— START MATERIAL PROVIDED —

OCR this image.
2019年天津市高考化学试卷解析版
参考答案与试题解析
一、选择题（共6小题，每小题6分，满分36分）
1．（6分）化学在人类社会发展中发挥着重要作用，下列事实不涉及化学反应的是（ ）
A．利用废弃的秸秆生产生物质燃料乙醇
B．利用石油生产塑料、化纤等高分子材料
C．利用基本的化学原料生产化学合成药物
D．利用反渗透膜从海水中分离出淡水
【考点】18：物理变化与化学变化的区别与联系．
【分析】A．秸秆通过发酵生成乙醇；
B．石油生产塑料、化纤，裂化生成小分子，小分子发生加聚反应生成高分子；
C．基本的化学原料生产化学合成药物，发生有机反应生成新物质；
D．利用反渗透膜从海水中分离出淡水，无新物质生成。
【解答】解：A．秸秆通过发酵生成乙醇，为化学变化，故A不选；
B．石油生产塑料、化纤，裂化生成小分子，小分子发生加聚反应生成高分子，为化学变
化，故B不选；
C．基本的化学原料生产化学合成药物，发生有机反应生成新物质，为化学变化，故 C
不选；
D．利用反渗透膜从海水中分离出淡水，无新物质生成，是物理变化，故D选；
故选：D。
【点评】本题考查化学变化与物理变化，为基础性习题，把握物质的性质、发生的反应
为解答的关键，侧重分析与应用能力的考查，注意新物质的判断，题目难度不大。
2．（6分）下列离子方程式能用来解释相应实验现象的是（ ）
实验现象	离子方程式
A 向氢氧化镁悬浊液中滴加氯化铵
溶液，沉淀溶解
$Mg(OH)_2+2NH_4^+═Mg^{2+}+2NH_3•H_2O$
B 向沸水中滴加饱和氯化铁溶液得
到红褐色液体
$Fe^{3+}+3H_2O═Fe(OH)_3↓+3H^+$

— END MATERIAL PROVIDED —

WRITTEN EXERCISE:
Write out the whole listing again. Match it word for word.

THE REPLY:
OCR this image.
2019年天津市高考化学试卷解析版
参考答案与试题解析
一、选择题（共6小题，每小题6分，满分36分）
1．（6分）化学在人类社会发展中发挥着重要作用，下列事实不涉及化学反应的是（ ）
A．利用废弃的秸秆生产生物质燃料乙醇
B．利用石油生产塑料、化纤等高分子材料
C．利用基本的化学原料生产化学合成药物
D．利用反渗透膜从海水中分离出淡水
【考点】18：物理变化与化学变化的区别与联系．
【分析】A．秸秆通过发酵生成乙醇；
B．石油生产塑料、化纤，裂化生成小分子，小分子发生加聚反应生成高分子；
C．基本的化学原料生产化学合成药物，发生有机反应生成新物质；
D．利用反渗透膜从海水中分离出淡水，无新物质生成。
【解答】解：A．秸秆通过发酵生成乙醇，为化学变化，故A不选；
B．石油生产塑料、化纤，裂化生成小分子，小分子发生加聚反应生成高分子，为化学变
化，故B不选；
C．基本的化学原料生产化学合成药物，发生有机反应生成新物质，为化学变化，故 C
不选；
D．利用反渗透膜从海水中分离出淡水，无新物质生成，是物理变化，故D选；
故选：D。
【点评】本题考查化学变化与物理变化，为基础性习题，把握物质的性质、发生的反应
为解答的关键，侧重分析与应用能力的考查，注意新物质的判断，题目难度不大。
2．（6分）下列离子方程式能用来解释相应实验现象的是（ ）
实验现象	离子方程式
A 向氢氧化镁悬浊液中滴加氯化铵
溶液，沉淀溶解
$Mg(OH)_2+2NH_4^+═Mg^{2+}+2NH_3•H_2O$
B 向沸水中滴加饱和氯化铁溶液得
到红褐色液体
$Fe^{3+}+3H_2O═Fe(OH)_3↓+3H^+$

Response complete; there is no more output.